== Texto extraído

Os medicamentos que estão a ajudar no tratamento de pacientes com Covid-19 podem estar a contribuir para o aumento preocupante de superbactérias que estão a infetar pessoas no mundo inteiro, refere a Study Finds.
Investigadores nos Estados Unidos descobriram que os casos de infeções bacterianas resistentes a medicamentos estão a subir comparativamente ao ano anterior ao surgimento da pandemia de coronavírus.
Estas infeções que se desenvolvem enquanto um paciente está no hospital dispararam durante a pandemia e estão a afetar tanto os pacientes infetados com a Covid-19 como as pessoas que não contraíram o SARS-CoV-2.
Segundo os investigadores Karri Bauer e Vikas Gupta, em 2019 cerca de 1,2 milhões de pessoas morreram no mundo devido a infeções bacterianas resistentes a medicamentos. As estimativas apontam para um número dez vezes superior em 2050.
No total, o estudo analisou os registos de saúde de quase 1,8 milhões de pacientes que foram internados nos hospitais norte-americanos antes da pandemia e de 3,7 milhões de pacientes hospitalizados durante a pandemia. No período pré-pandemia, 63.263 pessoas entraram no hospital com pelo menos uma infeção bacteriana resistente a medicamentos. Esse número duplicou para 129.410 durante a pandemia.
O estudo dos investigadores norte-americanos indica que os dois fatores que estão a contribuir para o aumento destas infeções bacterianas são o aumento do consumo de medicamentos e a perturbação na prevenção de infeções.
“É particularmente preocupante que a resistência a medicamentos tenha aumentando durante a pandemia tanto em pacientes que testaram positivo ao SARS-CoV-2 como a pacientes que testaram negativo. As infeções contraídas nos hospitais são uma grande preocupação, com as taxas de resistência antimicrobiana a serem significativamente maiores durante a pandemia do que antes”, explicou um dos autores do estudo, Karri Bauer.

====
== Linhas extraídas

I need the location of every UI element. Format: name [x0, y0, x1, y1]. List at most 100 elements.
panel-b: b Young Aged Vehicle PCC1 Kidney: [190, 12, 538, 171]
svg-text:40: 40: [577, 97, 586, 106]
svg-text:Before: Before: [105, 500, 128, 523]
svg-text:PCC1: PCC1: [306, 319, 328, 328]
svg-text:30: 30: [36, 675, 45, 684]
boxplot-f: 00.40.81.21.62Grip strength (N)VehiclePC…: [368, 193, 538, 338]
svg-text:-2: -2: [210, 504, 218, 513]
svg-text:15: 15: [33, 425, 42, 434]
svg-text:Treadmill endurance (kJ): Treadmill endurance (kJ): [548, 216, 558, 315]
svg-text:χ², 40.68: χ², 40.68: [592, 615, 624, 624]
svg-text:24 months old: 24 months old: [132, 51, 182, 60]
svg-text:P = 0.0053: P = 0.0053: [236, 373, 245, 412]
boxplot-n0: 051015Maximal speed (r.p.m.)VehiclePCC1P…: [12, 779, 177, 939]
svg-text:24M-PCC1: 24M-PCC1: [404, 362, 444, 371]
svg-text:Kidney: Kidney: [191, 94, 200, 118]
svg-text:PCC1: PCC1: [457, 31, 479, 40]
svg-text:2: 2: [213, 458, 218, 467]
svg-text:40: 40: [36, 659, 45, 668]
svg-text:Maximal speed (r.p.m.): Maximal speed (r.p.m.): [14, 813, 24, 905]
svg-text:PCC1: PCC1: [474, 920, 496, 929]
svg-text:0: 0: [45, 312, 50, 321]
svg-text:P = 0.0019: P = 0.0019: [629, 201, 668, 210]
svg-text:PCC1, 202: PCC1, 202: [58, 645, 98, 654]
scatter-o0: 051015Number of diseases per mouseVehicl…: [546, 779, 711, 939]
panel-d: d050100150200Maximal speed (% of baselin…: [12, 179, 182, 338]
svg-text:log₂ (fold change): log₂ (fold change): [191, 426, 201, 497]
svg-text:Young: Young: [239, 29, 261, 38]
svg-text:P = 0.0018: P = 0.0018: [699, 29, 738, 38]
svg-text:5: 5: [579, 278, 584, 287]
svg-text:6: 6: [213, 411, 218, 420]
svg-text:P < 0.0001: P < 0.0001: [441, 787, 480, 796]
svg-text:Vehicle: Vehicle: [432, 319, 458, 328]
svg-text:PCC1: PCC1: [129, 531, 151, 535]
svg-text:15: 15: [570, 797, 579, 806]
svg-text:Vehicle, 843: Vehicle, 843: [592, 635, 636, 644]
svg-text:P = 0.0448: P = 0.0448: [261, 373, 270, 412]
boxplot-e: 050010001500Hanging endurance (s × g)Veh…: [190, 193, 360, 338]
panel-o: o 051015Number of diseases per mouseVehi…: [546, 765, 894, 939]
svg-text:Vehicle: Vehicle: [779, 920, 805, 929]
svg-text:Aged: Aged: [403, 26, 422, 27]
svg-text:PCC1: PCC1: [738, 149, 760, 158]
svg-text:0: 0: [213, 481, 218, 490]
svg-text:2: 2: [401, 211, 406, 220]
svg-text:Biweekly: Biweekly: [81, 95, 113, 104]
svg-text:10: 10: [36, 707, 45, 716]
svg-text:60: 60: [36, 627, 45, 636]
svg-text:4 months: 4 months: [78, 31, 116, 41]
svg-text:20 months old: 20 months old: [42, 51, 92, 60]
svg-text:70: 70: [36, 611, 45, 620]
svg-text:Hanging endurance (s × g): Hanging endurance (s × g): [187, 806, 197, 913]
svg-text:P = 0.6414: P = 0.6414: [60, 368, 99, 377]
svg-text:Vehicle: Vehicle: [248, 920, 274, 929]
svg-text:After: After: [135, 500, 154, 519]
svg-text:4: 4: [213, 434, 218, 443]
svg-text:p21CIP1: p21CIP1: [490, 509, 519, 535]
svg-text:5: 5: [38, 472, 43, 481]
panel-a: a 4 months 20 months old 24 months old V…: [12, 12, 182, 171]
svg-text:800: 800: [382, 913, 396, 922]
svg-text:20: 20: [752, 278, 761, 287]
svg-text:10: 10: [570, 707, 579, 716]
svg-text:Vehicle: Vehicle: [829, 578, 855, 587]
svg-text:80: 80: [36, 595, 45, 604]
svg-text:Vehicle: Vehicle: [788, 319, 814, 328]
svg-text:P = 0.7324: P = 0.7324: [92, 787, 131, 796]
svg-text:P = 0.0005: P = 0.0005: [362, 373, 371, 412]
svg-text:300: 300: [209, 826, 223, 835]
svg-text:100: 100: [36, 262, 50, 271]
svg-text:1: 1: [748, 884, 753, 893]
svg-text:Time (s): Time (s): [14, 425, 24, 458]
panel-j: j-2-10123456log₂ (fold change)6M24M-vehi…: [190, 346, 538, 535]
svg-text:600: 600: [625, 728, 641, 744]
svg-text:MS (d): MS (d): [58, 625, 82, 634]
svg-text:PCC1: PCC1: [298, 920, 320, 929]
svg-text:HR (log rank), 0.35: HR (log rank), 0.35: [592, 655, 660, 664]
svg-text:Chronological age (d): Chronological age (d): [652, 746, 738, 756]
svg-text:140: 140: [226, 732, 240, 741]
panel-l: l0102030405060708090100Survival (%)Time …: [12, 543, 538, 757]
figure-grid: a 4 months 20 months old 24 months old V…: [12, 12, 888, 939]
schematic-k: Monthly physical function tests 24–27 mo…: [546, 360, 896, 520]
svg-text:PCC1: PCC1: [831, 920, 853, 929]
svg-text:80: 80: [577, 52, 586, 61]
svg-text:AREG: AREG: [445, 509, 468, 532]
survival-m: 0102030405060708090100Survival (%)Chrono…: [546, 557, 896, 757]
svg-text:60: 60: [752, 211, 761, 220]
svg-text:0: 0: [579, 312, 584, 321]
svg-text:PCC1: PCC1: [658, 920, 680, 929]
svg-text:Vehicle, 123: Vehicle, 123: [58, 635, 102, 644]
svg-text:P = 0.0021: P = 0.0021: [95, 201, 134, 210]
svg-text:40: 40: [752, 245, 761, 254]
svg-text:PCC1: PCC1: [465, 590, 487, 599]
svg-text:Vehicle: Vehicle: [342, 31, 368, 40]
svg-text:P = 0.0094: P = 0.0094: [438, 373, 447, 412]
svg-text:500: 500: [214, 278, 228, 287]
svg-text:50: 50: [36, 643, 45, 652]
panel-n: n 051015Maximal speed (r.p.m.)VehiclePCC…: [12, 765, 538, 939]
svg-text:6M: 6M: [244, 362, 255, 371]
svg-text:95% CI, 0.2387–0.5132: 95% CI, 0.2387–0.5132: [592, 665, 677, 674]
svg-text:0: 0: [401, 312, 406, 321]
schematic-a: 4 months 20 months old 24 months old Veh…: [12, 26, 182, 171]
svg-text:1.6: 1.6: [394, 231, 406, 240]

====

◆ Exercício
Responda, com base no texto sobre as superbactérias, às perguntas seguintes:
(a) Quantas pessoas morreram no mundo em 2019 devido a infeções bacterianas resistentes a medicamentos?
(b) Quantas pessoas entraram no hospital com pelo menos uma infeção bacteriana resistente a medicamentos durante a pandemia?
(c) Que dois fatores estão a contribuir para o aumento destas infeções?
As linhas constituem material à parte, independente do texto.

◆ Resposta
(a) Cerca de 1,2 milhões de pessoas.
(b) 129.410 pessoas.
(c) O aumento do consumo de medicamentos e a perturbação na prevenção de infeções.